### Exercise prompt
From the listing, collect all lines containing the word "Defaults".

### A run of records

────

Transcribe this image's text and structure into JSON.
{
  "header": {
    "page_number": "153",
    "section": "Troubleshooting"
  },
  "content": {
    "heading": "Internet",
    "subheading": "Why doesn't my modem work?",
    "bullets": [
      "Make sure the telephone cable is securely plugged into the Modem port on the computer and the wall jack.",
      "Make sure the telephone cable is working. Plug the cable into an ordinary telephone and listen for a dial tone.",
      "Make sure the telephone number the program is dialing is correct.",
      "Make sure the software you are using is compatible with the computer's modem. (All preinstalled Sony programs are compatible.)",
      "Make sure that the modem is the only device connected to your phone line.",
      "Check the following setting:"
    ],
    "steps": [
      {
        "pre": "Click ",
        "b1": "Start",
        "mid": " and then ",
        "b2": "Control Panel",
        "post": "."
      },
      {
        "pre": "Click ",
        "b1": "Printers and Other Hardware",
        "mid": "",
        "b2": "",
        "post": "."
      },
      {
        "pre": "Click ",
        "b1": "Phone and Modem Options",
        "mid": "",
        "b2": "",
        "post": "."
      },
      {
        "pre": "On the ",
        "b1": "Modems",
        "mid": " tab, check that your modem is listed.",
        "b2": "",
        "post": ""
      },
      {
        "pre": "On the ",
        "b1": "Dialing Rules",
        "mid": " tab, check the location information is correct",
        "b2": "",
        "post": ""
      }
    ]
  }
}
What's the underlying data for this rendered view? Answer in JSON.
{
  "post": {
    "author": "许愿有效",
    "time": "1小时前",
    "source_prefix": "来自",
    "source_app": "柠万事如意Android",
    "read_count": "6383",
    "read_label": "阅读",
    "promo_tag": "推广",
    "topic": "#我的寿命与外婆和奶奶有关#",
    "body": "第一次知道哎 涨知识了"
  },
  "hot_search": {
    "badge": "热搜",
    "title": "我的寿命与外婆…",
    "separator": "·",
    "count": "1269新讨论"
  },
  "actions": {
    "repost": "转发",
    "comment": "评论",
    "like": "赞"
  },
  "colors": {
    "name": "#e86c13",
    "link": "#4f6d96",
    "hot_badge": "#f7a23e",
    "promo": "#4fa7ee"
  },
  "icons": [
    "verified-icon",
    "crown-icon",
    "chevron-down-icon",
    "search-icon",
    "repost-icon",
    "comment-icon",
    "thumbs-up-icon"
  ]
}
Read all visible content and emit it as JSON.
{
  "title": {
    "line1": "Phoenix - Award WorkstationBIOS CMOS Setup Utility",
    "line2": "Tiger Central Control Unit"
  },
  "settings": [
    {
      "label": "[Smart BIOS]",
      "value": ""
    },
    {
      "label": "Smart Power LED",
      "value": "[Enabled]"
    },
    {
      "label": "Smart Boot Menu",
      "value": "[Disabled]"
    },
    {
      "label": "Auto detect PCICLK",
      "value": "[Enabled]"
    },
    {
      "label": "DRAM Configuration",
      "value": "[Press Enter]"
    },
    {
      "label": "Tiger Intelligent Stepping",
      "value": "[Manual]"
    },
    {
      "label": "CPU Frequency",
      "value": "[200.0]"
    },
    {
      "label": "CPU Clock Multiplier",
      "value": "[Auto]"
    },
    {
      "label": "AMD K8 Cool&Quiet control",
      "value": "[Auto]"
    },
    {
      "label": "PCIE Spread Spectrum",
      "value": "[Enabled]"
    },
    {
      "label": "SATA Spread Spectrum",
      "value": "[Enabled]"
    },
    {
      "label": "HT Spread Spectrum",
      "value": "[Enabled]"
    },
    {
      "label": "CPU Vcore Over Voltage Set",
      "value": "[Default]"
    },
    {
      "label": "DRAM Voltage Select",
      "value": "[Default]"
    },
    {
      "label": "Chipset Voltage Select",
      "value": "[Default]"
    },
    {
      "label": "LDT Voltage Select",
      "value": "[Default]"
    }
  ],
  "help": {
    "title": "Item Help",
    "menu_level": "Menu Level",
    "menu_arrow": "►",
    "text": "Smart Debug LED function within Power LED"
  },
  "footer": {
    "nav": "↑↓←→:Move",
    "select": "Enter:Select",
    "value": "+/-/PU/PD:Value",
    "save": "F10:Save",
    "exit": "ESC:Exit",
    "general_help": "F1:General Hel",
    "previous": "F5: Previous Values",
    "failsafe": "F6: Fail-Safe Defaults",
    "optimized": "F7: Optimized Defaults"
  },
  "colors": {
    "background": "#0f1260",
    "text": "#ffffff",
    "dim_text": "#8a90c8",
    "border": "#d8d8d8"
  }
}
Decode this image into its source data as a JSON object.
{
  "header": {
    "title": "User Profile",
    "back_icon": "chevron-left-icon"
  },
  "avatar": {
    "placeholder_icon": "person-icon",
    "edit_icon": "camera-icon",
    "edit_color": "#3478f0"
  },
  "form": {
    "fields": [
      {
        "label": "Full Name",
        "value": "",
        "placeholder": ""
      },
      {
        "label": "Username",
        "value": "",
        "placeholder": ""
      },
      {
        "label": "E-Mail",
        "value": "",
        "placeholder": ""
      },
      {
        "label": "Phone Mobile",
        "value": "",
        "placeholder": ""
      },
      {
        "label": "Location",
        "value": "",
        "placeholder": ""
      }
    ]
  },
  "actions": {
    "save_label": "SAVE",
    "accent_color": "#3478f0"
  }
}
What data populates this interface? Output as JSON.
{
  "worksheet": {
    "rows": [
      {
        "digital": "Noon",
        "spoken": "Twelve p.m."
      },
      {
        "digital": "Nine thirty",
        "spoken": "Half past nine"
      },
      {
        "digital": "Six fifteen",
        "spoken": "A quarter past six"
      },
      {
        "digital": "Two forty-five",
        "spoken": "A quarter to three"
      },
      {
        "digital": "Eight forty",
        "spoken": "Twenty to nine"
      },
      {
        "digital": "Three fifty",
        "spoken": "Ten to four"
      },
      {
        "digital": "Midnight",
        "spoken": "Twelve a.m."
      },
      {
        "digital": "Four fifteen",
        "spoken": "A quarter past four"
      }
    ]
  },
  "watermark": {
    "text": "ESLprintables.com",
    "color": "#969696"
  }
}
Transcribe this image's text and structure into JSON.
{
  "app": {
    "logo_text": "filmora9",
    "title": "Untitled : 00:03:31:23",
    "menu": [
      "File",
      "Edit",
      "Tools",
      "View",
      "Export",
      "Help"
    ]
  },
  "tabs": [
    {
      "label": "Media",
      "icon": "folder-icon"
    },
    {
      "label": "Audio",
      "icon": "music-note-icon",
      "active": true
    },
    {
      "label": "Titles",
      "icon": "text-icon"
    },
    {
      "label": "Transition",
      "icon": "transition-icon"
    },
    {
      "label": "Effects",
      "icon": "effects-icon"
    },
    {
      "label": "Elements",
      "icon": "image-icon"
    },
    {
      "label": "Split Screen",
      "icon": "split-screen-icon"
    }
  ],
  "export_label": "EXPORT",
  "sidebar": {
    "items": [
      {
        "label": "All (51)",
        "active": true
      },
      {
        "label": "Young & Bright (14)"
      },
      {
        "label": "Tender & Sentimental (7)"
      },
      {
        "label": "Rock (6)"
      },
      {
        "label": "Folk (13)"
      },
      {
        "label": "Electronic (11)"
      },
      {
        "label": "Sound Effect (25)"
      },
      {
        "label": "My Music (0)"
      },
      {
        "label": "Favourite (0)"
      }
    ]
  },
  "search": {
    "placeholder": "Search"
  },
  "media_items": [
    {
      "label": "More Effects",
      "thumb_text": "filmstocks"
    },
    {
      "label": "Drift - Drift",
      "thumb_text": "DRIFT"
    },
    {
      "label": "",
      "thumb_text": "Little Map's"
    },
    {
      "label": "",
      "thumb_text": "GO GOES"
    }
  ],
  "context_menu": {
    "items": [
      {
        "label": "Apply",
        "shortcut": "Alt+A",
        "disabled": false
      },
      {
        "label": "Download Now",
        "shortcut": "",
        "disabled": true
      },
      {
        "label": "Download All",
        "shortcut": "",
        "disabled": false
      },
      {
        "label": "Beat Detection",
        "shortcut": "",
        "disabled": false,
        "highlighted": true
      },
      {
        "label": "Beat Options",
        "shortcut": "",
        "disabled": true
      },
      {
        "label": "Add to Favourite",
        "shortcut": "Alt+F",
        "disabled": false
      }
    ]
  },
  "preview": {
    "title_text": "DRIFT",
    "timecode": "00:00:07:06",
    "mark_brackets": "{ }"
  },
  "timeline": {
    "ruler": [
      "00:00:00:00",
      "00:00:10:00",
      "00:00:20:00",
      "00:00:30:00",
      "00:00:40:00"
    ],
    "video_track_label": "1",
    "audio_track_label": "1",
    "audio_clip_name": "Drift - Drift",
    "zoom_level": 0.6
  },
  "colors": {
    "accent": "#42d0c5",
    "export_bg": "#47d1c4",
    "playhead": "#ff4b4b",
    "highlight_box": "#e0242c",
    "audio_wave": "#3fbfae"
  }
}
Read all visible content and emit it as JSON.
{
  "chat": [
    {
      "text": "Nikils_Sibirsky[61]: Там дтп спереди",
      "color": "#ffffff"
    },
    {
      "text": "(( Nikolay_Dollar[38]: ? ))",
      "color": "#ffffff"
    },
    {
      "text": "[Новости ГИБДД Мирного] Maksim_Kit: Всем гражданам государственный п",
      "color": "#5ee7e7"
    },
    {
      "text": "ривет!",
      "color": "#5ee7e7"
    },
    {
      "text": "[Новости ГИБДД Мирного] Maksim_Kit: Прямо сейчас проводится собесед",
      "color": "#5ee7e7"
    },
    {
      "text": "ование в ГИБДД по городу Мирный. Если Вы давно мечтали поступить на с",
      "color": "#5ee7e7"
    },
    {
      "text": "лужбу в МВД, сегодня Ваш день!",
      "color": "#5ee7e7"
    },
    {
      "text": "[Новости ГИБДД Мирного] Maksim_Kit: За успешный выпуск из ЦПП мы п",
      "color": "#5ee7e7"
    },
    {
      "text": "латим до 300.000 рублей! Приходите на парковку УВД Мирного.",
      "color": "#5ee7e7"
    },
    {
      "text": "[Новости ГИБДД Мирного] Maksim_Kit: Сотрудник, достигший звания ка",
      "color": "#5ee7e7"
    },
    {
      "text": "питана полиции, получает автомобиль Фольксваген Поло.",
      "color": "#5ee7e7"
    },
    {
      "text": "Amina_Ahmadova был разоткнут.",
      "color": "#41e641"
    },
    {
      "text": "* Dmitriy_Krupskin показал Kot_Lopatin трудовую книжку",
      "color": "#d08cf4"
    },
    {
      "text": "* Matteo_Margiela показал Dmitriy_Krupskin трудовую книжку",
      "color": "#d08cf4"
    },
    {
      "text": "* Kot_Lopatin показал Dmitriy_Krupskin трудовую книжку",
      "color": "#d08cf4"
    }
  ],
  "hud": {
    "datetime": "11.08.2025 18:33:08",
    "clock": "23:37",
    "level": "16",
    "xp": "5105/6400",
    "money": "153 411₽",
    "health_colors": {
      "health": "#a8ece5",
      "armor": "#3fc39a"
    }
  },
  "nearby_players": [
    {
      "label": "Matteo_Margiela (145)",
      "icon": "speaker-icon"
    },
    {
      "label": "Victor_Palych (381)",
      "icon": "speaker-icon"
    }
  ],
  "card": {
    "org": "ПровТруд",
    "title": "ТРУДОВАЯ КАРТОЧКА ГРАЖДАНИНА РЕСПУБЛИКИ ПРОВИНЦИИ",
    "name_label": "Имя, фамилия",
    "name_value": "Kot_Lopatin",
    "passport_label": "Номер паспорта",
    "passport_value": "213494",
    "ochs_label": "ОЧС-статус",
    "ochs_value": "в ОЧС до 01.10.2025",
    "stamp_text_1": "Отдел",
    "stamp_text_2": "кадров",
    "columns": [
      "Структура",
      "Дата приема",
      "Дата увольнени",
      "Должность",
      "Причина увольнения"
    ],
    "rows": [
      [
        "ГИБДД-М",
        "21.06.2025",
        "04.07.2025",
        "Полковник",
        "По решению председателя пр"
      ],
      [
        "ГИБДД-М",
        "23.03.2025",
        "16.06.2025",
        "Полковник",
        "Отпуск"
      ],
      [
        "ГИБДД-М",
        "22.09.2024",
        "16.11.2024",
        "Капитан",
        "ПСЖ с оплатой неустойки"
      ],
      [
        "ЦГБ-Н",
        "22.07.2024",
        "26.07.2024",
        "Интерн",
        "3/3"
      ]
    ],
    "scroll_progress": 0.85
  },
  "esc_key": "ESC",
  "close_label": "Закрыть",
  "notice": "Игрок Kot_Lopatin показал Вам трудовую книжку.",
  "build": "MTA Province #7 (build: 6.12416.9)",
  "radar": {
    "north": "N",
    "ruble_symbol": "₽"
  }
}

────

### Expected output
    "failsafe": "F6: Fail-Safe Defaults",
    "optimized": "F7: Optimized Defaults"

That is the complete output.